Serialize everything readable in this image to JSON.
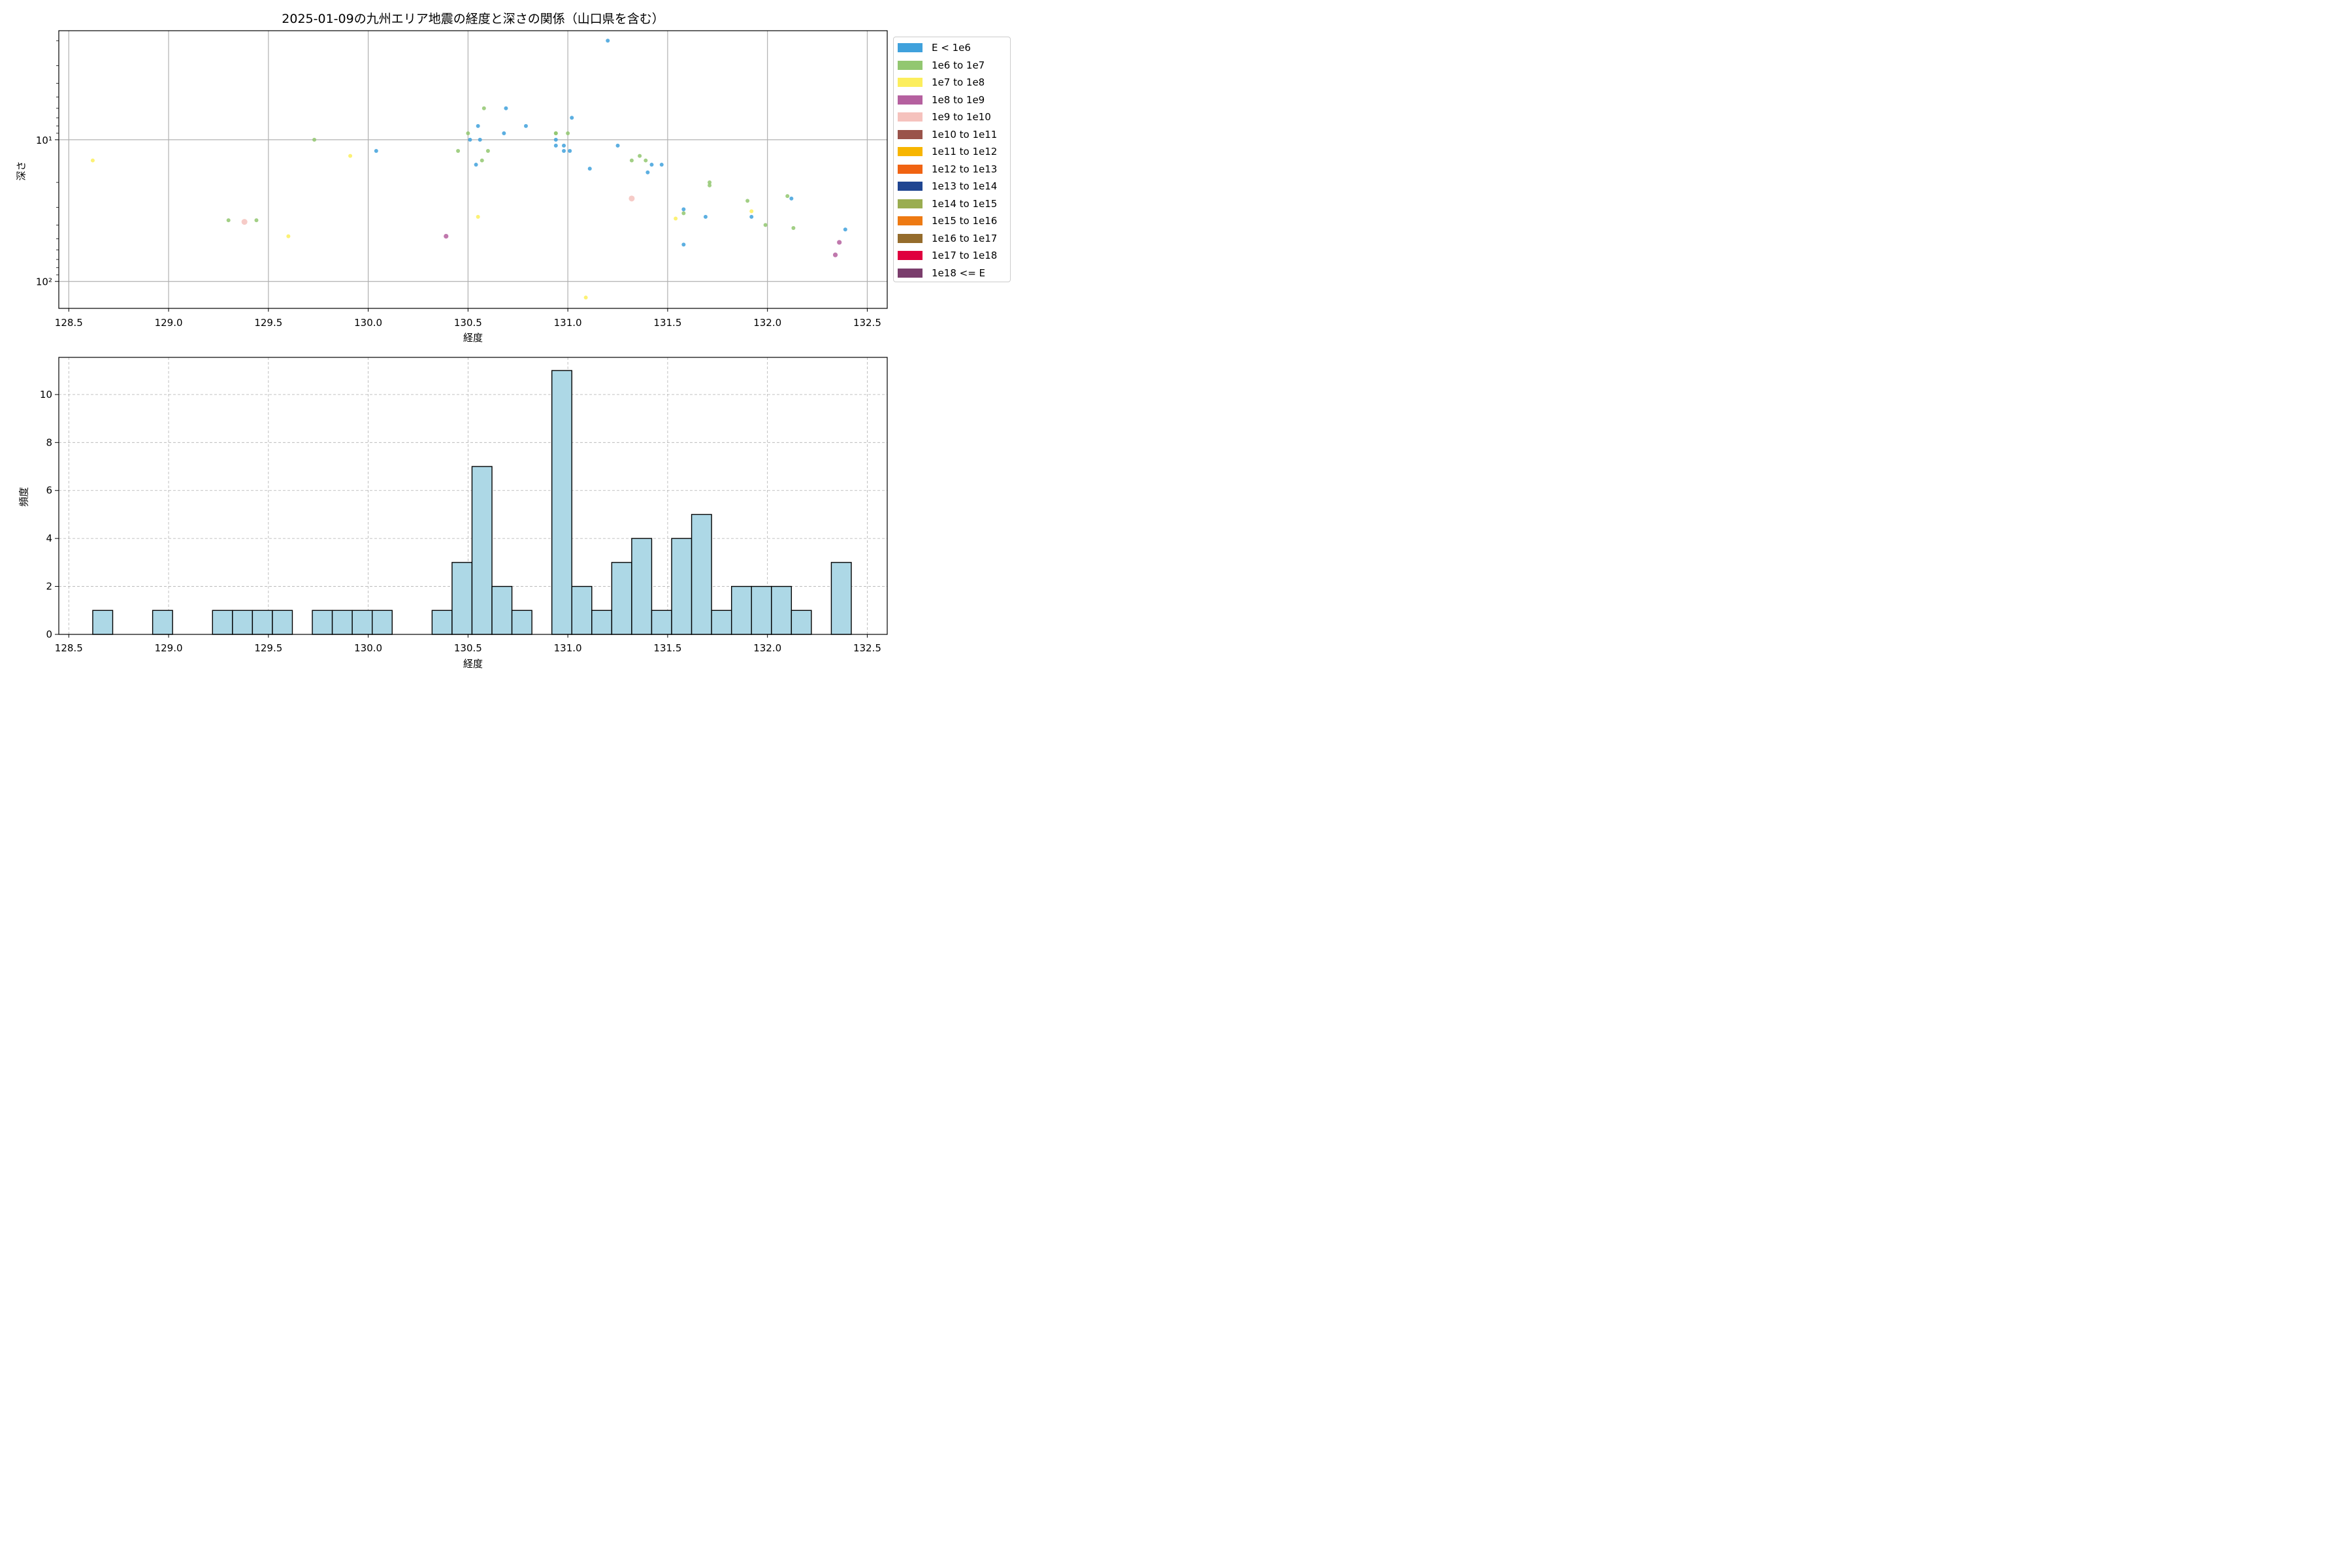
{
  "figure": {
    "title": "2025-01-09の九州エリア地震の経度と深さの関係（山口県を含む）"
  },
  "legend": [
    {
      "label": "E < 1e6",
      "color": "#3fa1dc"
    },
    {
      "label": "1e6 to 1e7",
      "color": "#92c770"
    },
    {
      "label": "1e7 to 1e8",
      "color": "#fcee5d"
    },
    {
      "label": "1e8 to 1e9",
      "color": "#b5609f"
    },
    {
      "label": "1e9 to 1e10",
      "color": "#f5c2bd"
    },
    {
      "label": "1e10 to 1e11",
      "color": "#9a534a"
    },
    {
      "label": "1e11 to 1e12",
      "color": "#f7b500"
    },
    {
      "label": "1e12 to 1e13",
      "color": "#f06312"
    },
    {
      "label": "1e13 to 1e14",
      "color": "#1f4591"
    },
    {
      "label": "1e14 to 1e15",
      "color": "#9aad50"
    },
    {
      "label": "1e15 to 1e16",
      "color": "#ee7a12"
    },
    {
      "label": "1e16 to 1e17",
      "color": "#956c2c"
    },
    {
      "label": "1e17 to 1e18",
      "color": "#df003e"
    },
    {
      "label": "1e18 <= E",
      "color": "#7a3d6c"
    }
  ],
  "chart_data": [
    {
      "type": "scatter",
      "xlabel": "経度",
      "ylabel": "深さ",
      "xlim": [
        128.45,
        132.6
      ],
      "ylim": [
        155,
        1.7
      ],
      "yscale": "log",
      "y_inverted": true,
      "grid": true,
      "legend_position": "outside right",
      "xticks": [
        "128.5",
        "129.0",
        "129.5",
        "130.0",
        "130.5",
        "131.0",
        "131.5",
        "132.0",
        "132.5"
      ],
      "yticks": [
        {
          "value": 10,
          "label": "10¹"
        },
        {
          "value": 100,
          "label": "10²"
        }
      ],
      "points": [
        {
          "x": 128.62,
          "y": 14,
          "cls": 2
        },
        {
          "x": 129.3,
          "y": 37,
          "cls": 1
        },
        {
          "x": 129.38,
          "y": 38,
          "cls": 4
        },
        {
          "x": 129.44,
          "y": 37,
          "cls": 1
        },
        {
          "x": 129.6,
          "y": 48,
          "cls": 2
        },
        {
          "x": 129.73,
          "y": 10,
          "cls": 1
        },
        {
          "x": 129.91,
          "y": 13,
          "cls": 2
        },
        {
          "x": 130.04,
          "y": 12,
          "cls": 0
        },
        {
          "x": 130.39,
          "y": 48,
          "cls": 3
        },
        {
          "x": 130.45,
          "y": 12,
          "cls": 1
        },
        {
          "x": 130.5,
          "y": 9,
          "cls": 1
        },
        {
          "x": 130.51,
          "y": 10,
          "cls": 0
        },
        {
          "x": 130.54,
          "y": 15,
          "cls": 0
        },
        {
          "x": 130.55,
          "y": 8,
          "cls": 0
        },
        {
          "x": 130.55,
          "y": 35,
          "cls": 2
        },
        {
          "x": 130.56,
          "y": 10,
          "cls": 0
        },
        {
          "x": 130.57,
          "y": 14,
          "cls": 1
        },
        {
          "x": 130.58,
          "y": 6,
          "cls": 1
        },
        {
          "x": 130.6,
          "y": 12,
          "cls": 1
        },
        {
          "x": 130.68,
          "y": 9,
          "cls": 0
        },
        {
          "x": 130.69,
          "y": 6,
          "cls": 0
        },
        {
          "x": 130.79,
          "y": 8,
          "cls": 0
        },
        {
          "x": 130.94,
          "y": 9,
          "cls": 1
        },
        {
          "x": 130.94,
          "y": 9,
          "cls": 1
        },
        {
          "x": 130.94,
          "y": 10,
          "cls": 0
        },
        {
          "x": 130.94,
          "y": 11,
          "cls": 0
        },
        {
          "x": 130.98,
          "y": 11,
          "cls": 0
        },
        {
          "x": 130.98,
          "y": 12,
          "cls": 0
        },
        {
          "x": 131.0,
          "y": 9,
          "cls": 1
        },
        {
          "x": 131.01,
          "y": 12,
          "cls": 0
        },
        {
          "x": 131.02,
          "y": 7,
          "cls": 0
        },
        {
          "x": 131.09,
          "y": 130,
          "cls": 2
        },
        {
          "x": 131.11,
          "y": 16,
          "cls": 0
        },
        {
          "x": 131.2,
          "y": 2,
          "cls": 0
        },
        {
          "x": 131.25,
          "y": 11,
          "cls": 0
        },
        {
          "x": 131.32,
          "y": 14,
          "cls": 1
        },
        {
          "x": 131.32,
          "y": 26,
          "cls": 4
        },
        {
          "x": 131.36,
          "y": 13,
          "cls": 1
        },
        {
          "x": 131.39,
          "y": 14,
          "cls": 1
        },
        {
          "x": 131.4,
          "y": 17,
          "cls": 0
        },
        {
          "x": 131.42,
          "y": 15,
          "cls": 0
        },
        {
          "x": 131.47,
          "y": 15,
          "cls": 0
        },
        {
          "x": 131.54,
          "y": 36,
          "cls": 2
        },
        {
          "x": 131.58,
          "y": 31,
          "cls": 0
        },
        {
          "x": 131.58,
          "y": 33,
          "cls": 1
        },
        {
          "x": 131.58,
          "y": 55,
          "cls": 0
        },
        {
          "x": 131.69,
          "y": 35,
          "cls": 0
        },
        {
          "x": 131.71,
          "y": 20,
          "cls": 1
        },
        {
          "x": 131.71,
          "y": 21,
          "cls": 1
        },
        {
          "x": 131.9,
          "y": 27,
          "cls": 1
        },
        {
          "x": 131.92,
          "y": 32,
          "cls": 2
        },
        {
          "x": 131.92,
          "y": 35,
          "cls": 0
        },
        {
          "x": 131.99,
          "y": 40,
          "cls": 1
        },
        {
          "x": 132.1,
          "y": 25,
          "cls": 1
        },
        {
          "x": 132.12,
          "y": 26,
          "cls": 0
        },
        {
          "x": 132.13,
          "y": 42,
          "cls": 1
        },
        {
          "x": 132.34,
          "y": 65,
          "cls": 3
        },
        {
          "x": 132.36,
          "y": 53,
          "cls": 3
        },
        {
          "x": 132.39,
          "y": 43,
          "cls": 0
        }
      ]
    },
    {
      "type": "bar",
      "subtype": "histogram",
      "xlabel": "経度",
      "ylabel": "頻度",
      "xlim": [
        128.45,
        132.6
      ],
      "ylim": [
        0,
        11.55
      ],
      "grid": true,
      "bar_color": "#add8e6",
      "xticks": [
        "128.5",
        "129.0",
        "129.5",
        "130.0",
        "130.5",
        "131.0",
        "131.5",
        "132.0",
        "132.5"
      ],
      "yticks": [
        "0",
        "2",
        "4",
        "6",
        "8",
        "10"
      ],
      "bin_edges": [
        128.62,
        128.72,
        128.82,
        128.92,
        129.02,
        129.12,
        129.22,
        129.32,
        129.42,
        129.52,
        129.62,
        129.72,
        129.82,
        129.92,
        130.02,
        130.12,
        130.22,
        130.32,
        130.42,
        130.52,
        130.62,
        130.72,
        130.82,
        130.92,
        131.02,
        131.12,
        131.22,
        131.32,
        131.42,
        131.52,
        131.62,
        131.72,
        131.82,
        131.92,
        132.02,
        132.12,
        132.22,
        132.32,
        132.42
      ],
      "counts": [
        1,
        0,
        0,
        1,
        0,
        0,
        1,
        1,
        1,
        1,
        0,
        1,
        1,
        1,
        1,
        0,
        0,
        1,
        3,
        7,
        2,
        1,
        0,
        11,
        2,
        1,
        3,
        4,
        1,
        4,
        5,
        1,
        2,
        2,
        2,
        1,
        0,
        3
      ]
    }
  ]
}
==
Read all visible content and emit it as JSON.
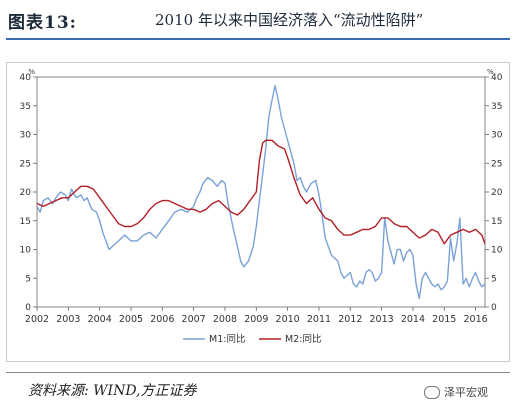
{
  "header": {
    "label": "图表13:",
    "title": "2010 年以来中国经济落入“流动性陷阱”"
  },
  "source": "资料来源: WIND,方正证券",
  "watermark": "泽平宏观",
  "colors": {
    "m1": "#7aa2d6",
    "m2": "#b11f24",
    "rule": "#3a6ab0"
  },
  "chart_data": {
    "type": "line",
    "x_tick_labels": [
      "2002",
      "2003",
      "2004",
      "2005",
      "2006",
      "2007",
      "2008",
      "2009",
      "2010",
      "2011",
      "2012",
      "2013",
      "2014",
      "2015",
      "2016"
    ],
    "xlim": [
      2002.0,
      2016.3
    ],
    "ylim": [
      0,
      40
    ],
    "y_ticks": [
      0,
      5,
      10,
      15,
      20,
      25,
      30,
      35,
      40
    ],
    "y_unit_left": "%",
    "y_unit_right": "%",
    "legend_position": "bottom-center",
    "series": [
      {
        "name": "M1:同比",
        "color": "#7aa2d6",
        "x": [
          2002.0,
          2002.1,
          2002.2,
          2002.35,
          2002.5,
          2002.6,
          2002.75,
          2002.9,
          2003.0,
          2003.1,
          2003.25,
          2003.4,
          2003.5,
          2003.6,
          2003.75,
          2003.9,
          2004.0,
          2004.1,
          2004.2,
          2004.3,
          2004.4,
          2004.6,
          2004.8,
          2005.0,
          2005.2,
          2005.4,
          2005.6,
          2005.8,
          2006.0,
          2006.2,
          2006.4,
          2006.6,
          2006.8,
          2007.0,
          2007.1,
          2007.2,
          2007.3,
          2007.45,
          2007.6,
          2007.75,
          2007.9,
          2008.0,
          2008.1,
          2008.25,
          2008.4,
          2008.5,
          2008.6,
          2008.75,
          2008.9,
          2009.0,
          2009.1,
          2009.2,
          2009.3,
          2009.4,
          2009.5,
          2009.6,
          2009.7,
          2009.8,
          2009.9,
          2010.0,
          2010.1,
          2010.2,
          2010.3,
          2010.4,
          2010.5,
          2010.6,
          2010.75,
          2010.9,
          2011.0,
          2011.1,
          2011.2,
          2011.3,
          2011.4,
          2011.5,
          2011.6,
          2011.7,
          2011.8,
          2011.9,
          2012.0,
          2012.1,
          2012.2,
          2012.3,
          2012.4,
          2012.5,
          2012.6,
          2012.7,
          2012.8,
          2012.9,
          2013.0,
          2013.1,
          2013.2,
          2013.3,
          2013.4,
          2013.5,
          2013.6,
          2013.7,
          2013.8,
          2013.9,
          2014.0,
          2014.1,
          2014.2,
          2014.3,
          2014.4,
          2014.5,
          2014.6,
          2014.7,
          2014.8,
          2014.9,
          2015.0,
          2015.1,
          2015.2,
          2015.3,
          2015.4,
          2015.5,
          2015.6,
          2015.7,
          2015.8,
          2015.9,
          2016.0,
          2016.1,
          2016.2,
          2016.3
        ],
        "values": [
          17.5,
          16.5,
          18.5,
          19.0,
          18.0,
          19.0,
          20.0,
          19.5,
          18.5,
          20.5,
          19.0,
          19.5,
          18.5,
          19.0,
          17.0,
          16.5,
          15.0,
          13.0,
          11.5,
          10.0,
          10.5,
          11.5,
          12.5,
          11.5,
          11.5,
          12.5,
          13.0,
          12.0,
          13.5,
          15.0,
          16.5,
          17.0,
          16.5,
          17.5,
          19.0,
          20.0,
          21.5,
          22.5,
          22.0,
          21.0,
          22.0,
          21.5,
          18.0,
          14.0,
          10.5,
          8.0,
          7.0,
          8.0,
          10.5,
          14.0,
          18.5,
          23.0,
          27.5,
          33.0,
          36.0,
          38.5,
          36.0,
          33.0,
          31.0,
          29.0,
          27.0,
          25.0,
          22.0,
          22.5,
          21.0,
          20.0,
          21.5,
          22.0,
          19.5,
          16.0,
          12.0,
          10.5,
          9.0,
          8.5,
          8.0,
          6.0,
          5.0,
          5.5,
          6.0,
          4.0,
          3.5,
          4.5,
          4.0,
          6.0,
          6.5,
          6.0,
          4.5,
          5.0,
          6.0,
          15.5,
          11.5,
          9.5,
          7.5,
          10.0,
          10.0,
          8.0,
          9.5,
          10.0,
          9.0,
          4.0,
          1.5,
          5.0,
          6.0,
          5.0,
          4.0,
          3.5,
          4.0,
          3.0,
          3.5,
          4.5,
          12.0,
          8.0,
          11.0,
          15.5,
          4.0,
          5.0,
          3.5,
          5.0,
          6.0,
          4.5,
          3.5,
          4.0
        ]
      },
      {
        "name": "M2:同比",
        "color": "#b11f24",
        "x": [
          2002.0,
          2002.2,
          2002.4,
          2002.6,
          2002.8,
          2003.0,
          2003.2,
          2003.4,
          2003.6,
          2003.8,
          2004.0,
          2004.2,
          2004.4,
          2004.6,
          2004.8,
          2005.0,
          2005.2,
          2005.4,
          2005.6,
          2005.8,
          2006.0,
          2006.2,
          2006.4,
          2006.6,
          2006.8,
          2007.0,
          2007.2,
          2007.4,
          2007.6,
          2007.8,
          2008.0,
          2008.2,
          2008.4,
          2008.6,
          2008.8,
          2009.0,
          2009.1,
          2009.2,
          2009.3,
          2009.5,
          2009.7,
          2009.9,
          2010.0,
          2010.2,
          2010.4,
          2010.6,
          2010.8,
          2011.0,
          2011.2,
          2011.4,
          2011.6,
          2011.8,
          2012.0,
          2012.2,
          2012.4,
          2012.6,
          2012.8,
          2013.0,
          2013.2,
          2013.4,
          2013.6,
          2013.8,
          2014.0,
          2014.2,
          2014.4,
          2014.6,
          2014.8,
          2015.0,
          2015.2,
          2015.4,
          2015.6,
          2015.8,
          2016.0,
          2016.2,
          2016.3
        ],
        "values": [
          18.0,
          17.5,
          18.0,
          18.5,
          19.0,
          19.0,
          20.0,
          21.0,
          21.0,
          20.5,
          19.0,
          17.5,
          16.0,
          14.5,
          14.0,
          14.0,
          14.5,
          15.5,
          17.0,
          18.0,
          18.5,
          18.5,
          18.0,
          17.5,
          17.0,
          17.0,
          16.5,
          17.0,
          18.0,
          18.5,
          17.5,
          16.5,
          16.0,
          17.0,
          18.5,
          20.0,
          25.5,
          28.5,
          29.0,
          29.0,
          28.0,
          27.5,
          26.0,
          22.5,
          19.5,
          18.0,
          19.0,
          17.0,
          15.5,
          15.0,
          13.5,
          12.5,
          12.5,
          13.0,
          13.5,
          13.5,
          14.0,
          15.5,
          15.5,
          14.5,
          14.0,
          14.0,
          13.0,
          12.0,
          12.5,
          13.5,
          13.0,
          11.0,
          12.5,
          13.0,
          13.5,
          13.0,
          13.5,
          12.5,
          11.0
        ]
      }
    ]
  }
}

» Aim
Count all lines of the data that include "JSON". The answer is the number alone.

» Written answer
2